### What the task asks
Rewrite the lines from the one with "paragraph-1: Create a" up to and including the one with "page-title-line-2: 3. Process" as a JSON list of strings, one string per line, skipping any blank lines.

Lines of data
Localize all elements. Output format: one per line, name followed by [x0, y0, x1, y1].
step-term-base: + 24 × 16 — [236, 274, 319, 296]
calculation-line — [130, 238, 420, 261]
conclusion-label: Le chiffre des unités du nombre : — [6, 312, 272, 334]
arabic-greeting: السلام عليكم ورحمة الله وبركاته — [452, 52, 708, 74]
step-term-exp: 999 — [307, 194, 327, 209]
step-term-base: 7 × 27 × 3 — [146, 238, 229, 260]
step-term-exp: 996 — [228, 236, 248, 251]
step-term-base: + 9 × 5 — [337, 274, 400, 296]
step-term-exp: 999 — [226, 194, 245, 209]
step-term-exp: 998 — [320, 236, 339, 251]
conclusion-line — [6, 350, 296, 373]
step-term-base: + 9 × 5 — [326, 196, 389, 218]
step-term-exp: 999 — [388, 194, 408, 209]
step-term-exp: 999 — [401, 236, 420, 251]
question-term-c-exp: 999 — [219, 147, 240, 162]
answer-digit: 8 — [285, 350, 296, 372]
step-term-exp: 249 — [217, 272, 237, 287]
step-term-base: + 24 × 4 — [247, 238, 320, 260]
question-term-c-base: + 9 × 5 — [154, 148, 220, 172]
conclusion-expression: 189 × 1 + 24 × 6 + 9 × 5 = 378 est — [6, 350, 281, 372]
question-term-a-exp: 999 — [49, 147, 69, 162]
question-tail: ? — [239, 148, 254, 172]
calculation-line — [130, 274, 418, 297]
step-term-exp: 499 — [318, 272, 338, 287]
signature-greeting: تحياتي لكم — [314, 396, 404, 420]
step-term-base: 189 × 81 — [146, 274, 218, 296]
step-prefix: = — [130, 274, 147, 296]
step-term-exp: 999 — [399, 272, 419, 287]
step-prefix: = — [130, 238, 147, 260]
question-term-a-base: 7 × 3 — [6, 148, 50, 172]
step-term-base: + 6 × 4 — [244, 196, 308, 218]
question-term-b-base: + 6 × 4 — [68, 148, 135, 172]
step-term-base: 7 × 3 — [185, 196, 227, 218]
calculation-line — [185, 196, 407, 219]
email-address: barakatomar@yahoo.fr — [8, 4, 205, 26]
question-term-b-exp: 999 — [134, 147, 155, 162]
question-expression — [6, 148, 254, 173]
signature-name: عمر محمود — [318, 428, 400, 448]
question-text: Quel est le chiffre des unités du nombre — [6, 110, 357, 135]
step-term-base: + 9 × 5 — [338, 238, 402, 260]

...

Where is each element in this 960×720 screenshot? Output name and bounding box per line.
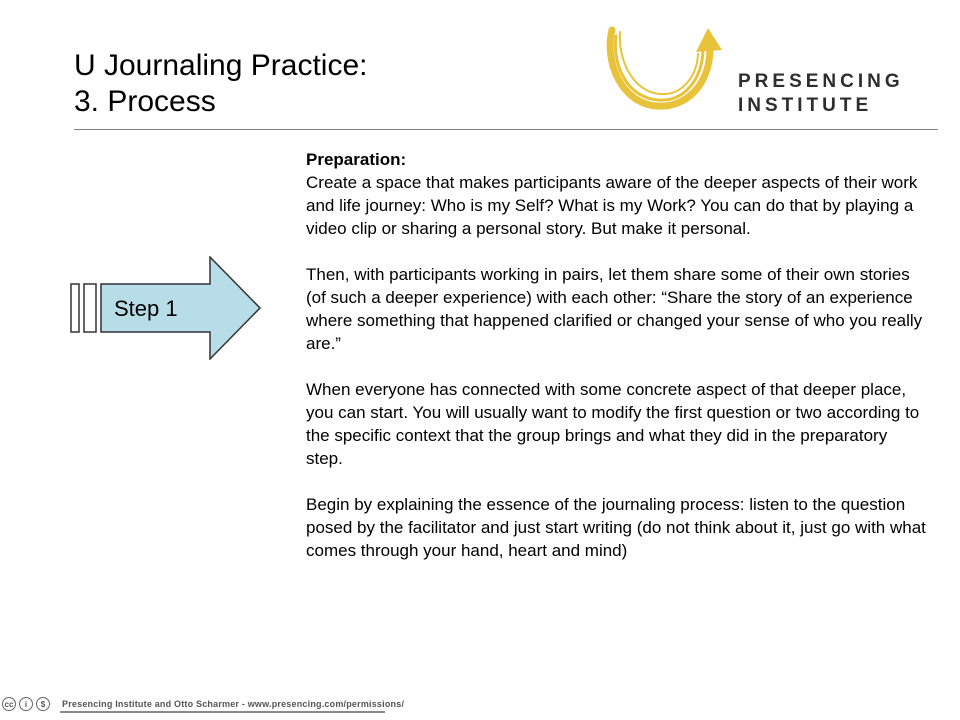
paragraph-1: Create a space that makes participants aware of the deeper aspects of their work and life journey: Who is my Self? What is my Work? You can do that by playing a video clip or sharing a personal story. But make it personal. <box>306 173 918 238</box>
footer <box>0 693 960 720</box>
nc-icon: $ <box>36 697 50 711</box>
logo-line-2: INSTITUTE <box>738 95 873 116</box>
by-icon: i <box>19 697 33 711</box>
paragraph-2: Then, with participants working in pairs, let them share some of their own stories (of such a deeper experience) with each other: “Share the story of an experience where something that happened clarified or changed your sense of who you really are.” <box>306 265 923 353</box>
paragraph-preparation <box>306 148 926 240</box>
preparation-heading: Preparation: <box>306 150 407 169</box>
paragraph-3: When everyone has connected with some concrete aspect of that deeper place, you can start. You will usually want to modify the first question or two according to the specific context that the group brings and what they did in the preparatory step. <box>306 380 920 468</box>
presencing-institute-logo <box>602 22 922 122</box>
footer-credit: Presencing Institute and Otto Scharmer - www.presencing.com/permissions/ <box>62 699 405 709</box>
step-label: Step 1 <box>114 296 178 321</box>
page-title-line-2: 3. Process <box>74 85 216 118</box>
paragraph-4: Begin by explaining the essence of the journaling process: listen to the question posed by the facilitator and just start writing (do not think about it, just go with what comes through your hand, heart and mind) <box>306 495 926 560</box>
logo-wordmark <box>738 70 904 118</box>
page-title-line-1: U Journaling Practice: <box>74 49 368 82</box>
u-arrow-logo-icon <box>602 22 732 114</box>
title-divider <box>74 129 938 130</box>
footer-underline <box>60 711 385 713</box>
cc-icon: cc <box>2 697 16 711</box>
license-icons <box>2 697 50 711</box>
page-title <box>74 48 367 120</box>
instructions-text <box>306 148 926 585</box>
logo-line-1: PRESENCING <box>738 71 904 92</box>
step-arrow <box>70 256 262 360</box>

### Solution
[
  "paragraph-1: Create a space that makes participants aware of the deeper aspects of their work and life journey: Who is my Self? What is my Work? You can do that by playing a video clip or sharing a personal story. But make it personal. <box>306 173 918 238</box>",
  "footer <box>0 693 960 720</box>",
  "nc-icon: $ <box>36 697 50 711</box>",
  "logo-line-2: INSTITUTE <box>738 95 873 116</box>",
  "by-icon: i <box>19 697 33 711</box>",
  "paragraph-2: Then, with participants working in pairs, let them share some of their own stories (of such a deeper experience) with each other: “Share the story of an experience where something that happened clarified or changed your sense of who you really are.” <box>306 265 923 353</box>",
  "paragraph-preparation <box>306 148 926 240</box>",
  "preparation-heading: Preparation: <box>306 150 407 169</box>",
  "paragraph-3: When everyone has connected with some concrete aspect of that deeper place, you can start. You will usually want to modify the first question or two according to the specific context that the group brings and what they did in the preparatory step. <box>306 380 920 468</box>",
  "presencing-institute-logo <box>602 22 922 122</box>",
  "footer-credit: Presencing Institute and Otto Scharmer - www.presencing.com/permissions/ <box>62 699 405 709</box>",
  "step-label: Step 1 <box>114 296 178 321</box>",
  "page-title-line-2: 3. Process <box>74 85 216 118</box>"
]